*STATED EXERCISE*
How many lines of these entries hold the string "Языки"? Reply with the number alone.

*DATASET*
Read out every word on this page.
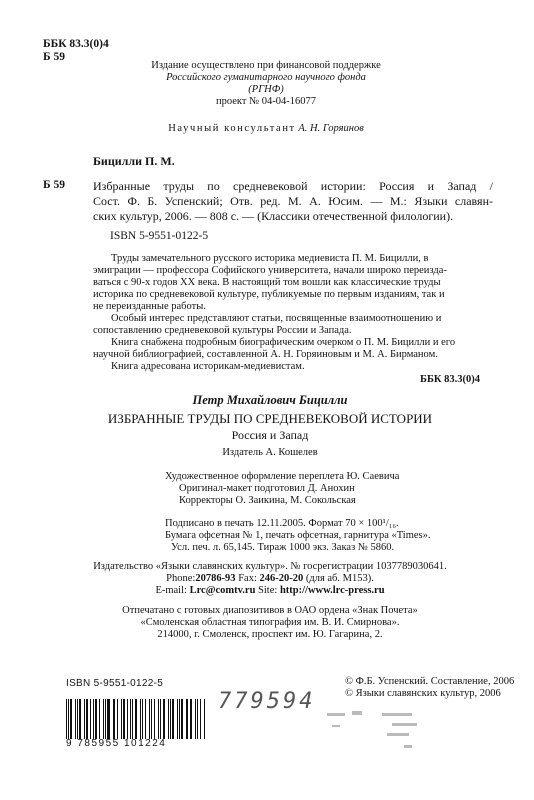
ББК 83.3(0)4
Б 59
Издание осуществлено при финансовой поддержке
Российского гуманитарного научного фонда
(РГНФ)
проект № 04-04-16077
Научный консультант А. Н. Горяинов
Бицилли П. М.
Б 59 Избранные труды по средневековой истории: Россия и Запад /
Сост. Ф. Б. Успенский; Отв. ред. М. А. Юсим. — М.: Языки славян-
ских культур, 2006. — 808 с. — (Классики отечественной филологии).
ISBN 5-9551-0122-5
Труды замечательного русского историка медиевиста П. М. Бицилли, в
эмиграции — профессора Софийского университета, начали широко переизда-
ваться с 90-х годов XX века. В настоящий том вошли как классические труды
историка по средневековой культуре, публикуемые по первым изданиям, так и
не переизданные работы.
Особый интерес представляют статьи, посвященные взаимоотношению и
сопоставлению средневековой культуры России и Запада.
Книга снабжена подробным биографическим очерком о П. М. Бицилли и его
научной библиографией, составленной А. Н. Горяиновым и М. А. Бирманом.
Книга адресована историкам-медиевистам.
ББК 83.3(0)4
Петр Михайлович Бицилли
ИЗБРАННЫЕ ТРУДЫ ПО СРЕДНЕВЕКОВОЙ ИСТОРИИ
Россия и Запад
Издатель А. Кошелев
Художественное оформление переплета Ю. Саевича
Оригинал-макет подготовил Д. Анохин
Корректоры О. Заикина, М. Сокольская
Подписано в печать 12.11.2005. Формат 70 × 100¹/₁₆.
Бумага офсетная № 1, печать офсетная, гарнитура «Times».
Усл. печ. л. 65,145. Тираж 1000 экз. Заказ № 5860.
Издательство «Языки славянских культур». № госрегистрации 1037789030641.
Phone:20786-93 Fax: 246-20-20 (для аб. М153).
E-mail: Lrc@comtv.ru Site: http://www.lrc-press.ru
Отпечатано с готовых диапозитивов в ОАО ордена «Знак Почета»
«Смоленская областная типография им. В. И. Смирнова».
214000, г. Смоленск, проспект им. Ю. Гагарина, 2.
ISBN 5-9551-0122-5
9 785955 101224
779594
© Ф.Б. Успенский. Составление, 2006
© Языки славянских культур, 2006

* * *

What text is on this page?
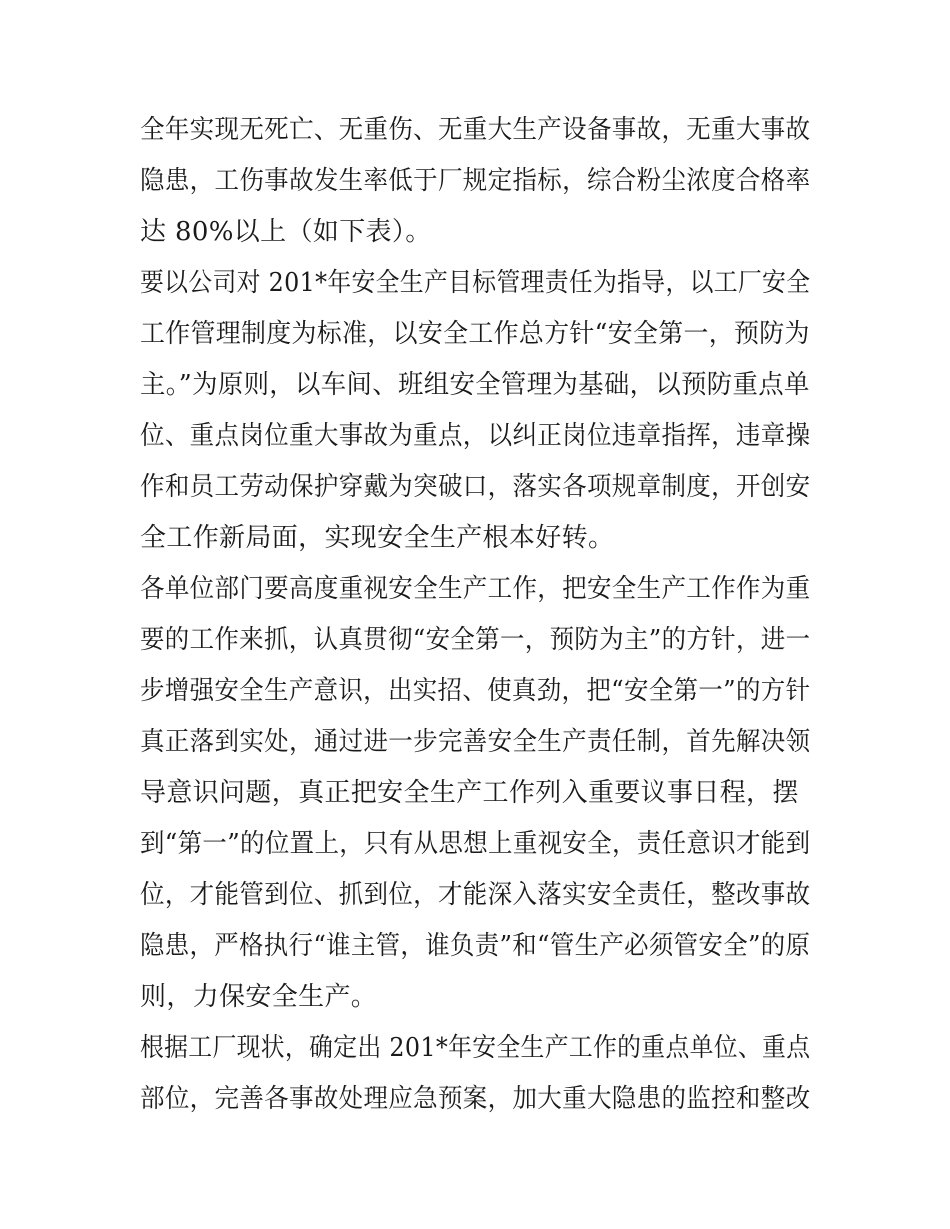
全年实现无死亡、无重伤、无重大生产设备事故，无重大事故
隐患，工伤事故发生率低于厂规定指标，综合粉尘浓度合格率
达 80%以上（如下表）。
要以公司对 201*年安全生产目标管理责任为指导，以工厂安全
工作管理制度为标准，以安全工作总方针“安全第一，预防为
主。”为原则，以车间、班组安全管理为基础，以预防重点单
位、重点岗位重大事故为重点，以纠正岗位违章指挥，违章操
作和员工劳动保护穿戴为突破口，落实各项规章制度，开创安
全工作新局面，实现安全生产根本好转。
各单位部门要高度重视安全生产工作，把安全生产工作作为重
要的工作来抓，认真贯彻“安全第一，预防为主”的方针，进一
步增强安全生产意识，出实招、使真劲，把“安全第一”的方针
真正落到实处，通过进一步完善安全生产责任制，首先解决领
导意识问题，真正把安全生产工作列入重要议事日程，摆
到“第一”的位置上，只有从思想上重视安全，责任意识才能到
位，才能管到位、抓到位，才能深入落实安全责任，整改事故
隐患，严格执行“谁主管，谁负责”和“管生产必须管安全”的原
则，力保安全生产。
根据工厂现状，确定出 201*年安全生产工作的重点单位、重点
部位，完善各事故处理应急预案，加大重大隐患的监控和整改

*WRITTEN ANSWER*
3